++++ Given records ++++
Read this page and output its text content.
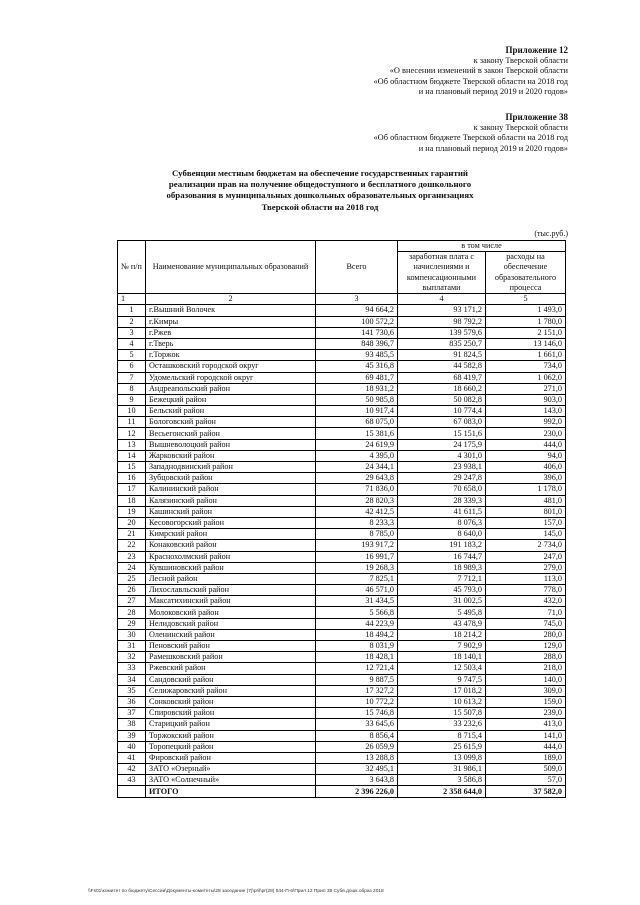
Приложение 12
к закону Тверской области
«О внесении изменений в закон Тверской области
«Об областном бюджете Тверской области на 2018 год
и на плановый период 2019 и 2020 годов»
Приложение 38
к закону Тверской области
«Об областном бюджете Тверской области на 2018 год
и на плановый период 2019 и 2020 годов»
Субвенции местным бюджетам на обеспечение государственных гарантий
реализации прав на получение общедоступного и бесплатного дошкольного
образования в муниципальных дошкольных образовательных организациях
Тверской области на 2018 год
(тыс.руб.)
№ п/п	Наименование муниципальных образований	Всего	в том числе	
			заработная плата с начислениями и компенсационными выплатами	расходы на обеспечение образовательного процесса
1	2	3	4	5
1	г.Вышний Волочек	94 664,2	93 171,2	1 493,0
2	г.Кимры	100 572,2	98 792,2	1 780,0
3	г.Ржев	141 730,6	139 579,6	2 151,0
4	г.Тверь	848 396,7	835 250,7	13 146,0
5	г.Торжок	93 485,5	91 824,5	1 661,0
6	Осташковский городской округ	45 316,8	44 582,8	734,0
7	Удомельский городской округ	69 481,7	68 419,7	1 062,0
8	Андреапольский район	18 931,2	18 660,2	271,0
9	Бежецкий район	50 985,8	50 082,8	903,0
10	Бельский район	10 917,4	10 774,4	143,0
11	Бологовский район	68 075,0	67 083,0	992,0
12	Весьегонский район	15 381,6	15 151,6	230,0
13	Вышневолоцкий район	24 619,9	24 175,9	444,0
14	Жарковский район	4 395,0	4 301,0	94,0
15	Западнодвинский район	24 344,1	23 938,1	406,0
16	Зубцовский район	29 643,8	29 247,8	396,0
17	Калининский район	71 836,0	70 658,0	1 178,0
18	Калязинский район	28 820,3	28 339,3	481,0
19	Кашинский район	42 412,5	41 611,5	801,0
20	Кесовогорский район	8 233,3	8 076,3	157,0
21	Кимрский район	8 785,0	8 640,0	145,0
22	Конаковский район	193 917,2	191 183,2	2 734,0
23	Краснохолмский район	16 991,7	16 744,7	247,0
24	Кувшиновский район	19 268,3	18 989,3	279,0
25	Лесной район	7 825,1	7 712,1	113,0
26	Лихославльский район	46 571,0	45 793,0	778,0
27	Максатихинский район	31 434,5	31 002,5	432,0
28	Молоковский район	5 566,8	5 495,8	71,0
29	Нелидовский район	44 223,9	43 478,9	745,0
30	Оленинский район	18 494,2	18 214,2	280,0
31	Пеновский район	8 031,9	7 902,9	129,0
32	Рамешковский район	18 428,1	18 140,1	288,0
33	Ржевский район	12 721,4	12 503,4	218,0
34	Сандовский район	9 887,5	9 747,5	140,0
35	Селижаровский район	17 327,2	17 018,2	309,0
36	Сонковский район	10 772,2	10 613,2	159,0
37	Спировский район	15 746,8	15 507,8	239,0
38	Старицкий район	33 645,6	33 232,6	413,0
39	Торжокский район	8 856,4	8 715,4	141,0
40	Торопецкий район	26 059,9	25 615,9	444,0
41	Фировский район	13 288,8	13 099,8	189,0
42	ЗАТО «Озерный»	32 495,1	31 986,1	509,0
43	ЗАТО «Солнечный»	3 643,8	3 586,8	57,0
	ИТОГО	2 396 226,0	2 358 644,0	37 582,0
\\Fs01\комитет по бюджету\Сессии\Документы-комитеты\28 заседание (7)\pril\pr(28) 544-П-6\Прил 12 Прил 38 Субв.дошк.образ 2018
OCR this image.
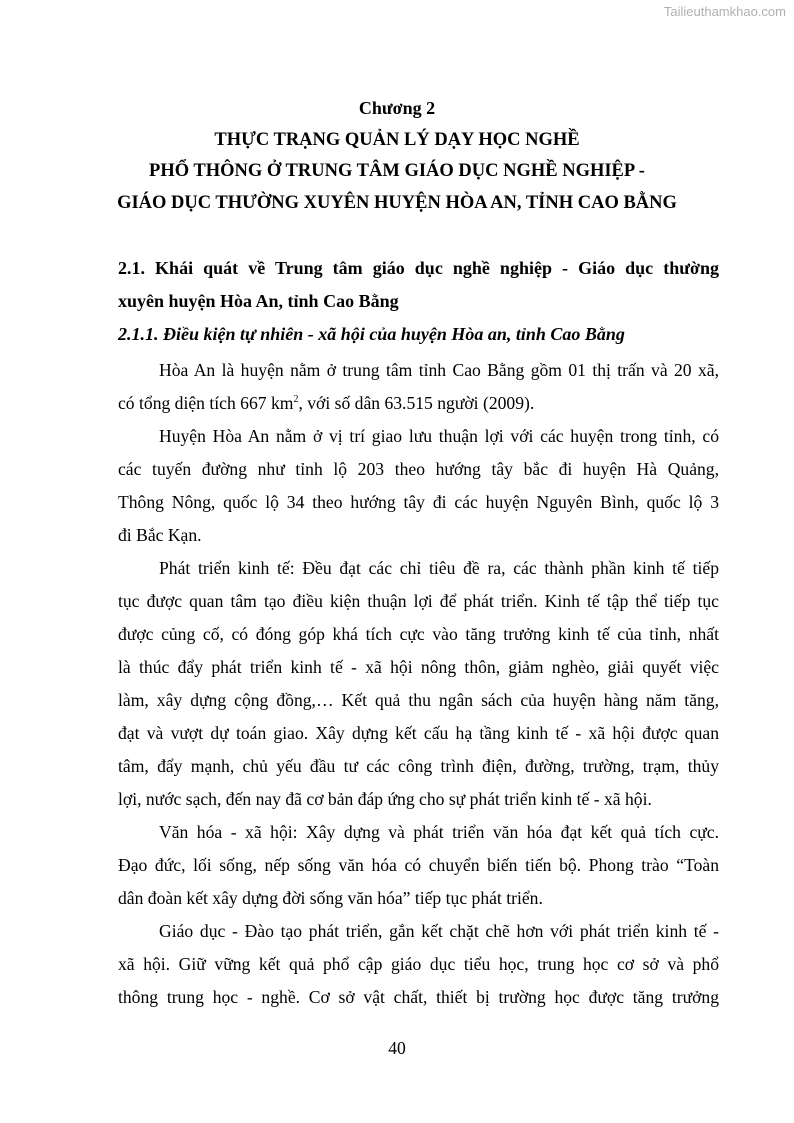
Tailieuthamkhao.com
Chương 2
THỰC TRẠNG QUẢN LÝ DẠY HỌC NGHỀ
PHỔ THÔNG Ở TRUNG TÂM GIÁO DỤC NGHỀ NGHIỆP -
GIÁO DỤC THƯỜNG XUYÊN HUYỆN HÒA AN, TỈNH CAO BẰNG
2.1. Khái quát về Trung tâm giáo dục nghề nghiệp - Giáo dục thường
xuyên huyện Hòa An, tỉnh Cao Bằng
2.1.1. Điều kiện tự nhiên - xã hội của huyện Hòa an, tỉnh Cao Bằng
Hòa An là huyện nằm ở trung tâm tỉnh Cao Bằng gồm 01 thị trấn và 20 xã,
có tổng diện tích 667 $km^2$, với số dân 63.515 người (2009).
Huyện Hòa An nằm ở vị trí giao lưu thuận lợi với các huyện trong tỉnh, có
các tuyến đường như tỉnh lộ 203 theo hướng tây bắc đi huyện Hà Quảng,
Thông Nông, quốc lộ 34 theo hướng tây đi các huyện Nguyên Bình, quốc lộ 3
đi Bắc Kạn.
Phát triển kinh tế: Đều đạt các chỉ tiêu đề ra, các thành phần kinh tế tiếp
tục được quan tâm tạo điều kiện thuận lợi để phát triển. Kinh tế tập thể tiếp tục
được củng cố, có đóng góp khá tích cực vào tăng trưởng kinh tế của tỉnh, nhất
là thúc đẩy phát triển kinh tế - xã hội nông thôn, giảm nghèo, giải quyết việc
làm, xây dựng cộng đồng,… Kết quả thu ngân sách của huyện hàng năm tăng,
đạt và vượt dự toán giao. Xây dựng kết cấu hạ tầng kinh tế - xã hội được quan
tâm, đẩy mạnh, chủ yếu đầu tư các công trình điện, đường, trường, trạm, thủy
lợi, nước sạch, đến nay đã cơ bản đáp ứng cho sự phát triển kinh tế - xã hội.
Văn hóa - xã hội: Xây dựng và phát triển văn hóa đạt kết quả tích cực.
Đạo đức, lối sống, nếp sống văn hóa có chuyển biến tiến bộ. Phong trào “Toàn
dân đoàn kết xây dựng đời sống văn hóa” tiếp tục phát triển.
Giáo dục - Đào tạo phát triển, gắn kết chặt chẽ hơn với phát triển kinh tế -
xã hội. Giữ vững kết quả phổ cập giáo dục tiểu học, trung học cơ sở và phổ
thông trung học - nghề. Cơ sở vật chất, thiết bị trường học được tăng trưởng
40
++++
Single out each line of the records above with the string "quan" in it, and copy it.

## Correct result
tục được quan tâm tạo điều kiện thuận lợi để phát triển. Kinh tế tập thể tiếp tục
đạt và vượt dự toán giao. Xây dựng kết cấu hạ tầng kinh tế - xã hội được quan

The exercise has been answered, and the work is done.